[START OF DATASET EXCERPTS]

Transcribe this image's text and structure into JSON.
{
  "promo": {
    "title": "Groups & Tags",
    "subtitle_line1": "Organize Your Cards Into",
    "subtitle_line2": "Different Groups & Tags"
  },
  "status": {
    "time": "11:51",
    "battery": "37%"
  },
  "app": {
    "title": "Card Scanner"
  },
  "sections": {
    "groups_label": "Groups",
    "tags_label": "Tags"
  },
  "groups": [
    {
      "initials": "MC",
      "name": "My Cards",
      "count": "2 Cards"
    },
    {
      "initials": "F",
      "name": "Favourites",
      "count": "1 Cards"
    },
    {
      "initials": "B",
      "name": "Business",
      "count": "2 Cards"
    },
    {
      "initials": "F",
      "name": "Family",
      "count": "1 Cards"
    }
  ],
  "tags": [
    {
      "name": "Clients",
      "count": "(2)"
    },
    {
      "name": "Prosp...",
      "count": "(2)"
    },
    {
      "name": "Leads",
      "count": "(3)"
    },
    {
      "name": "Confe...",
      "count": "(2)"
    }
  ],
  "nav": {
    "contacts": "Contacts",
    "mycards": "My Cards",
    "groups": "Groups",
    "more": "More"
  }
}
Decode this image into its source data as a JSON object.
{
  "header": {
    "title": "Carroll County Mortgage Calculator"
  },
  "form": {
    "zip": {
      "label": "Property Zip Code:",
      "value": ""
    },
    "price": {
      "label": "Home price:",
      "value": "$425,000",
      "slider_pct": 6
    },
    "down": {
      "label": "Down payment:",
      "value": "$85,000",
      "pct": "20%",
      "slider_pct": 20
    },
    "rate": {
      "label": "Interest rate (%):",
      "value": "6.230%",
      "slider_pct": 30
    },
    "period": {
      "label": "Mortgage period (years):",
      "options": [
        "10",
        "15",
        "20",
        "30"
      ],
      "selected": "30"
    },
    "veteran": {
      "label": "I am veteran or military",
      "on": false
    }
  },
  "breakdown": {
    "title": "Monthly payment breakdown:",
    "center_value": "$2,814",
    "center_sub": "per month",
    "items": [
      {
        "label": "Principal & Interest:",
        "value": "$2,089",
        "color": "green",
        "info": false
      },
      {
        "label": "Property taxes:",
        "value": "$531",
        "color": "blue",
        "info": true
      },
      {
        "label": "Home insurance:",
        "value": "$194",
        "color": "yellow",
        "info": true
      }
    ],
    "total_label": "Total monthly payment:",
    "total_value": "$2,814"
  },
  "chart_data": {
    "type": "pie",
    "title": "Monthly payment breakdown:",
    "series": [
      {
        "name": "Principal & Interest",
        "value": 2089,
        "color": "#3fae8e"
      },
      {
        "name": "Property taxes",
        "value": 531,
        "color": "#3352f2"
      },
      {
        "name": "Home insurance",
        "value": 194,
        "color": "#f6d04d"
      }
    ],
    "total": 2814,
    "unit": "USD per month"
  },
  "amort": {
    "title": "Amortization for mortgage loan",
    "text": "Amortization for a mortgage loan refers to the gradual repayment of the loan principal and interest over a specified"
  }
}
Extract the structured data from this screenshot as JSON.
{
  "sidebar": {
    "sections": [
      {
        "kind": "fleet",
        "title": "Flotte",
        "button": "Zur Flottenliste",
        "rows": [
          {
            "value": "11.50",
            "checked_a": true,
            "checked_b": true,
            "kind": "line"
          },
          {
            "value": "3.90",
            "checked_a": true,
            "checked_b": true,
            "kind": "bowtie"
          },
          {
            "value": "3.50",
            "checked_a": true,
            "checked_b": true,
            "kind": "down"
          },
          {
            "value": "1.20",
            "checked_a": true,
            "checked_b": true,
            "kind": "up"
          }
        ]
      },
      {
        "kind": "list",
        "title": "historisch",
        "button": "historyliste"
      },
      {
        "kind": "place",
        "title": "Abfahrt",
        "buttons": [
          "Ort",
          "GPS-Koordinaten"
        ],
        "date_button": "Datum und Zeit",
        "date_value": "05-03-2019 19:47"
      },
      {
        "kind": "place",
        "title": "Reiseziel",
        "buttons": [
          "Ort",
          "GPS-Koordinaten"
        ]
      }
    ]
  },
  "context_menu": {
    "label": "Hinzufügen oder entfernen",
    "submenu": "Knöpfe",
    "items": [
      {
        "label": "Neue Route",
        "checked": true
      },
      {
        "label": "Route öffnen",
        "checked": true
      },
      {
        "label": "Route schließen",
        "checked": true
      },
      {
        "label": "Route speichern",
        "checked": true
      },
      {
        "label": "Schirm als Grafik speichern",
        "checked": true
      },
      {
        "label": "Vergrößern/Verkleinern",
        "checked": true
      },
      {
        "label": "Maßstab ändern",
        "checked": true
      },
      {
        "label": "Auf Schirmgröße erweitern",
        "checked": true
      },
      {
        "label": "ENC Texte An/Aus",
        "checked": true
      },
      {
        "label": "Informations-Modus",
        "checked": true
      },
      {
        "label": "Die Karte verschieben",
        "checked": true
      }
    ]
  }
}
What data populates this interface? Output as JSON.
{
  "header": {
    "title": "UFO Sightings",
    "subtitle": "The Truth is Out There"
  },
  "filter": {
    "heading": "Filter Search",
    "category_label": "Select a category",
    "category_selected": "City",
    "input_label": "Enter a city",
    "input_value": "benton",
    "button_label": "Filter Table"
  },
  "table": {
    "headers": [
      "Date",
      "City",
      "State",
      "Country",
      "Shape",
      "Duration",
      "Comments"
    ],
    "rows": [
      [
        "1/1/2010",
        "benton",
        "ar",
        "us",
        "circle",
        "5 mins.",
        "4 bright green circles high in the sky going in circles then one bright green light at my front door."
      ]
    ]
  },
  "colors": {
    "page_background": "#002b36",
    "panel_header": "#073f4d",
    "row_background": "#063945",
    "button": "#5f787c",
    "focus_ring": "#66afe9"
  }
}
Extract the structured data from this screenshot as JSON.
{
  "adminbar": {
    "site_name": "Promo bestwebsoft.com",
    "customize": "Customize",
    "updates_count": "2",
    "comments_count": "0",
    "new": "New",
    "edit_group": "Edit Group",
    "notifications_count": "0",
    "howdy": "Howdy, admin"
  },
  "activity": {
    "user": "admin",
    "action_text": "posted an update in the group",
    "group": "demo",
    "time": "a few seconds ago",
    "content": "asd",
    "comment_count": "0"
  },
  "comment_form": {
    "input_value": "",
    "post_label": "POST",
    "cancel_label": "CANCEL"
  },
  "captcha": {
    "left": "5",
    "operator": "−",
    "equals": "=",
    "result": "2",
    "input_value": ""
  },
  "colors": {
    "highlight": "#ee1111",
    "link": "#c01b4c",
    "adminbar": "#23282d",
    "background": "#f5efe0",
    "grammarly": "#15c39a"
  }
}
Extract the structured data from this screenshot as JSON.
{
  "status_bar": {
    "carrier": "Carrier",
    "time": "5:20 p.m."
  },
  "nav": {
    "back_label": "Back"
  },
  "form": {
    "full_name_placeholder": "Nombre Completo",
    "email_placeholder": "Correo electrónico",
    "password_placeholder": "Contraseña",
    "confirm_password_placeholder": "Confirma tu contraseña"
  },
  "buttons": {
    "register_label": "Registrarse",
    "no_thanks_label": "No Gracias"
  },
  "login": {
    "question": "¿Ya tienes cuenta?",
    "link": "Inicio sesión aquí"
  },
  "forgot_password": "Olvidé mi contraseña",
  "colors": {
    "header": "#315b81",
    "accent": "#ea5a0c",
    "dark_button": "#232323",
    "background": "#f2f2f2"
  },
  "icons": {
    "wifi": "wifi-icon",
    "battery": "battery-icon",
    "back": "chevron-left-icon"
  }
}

[END OF DATASET EXCERPTS]

WHAT IS BEING ASKED:
Scan the listing above. Collect all lines with the word "kind".

RESULT FOR THIS EXERCISE:
        "kind": "fleet",
            "kind": "line"
            "kind": "bowtie"
            "kind": "down"
            "kind": "up"
        "kind": "list",
        "kind": "place",
        "kind": "place",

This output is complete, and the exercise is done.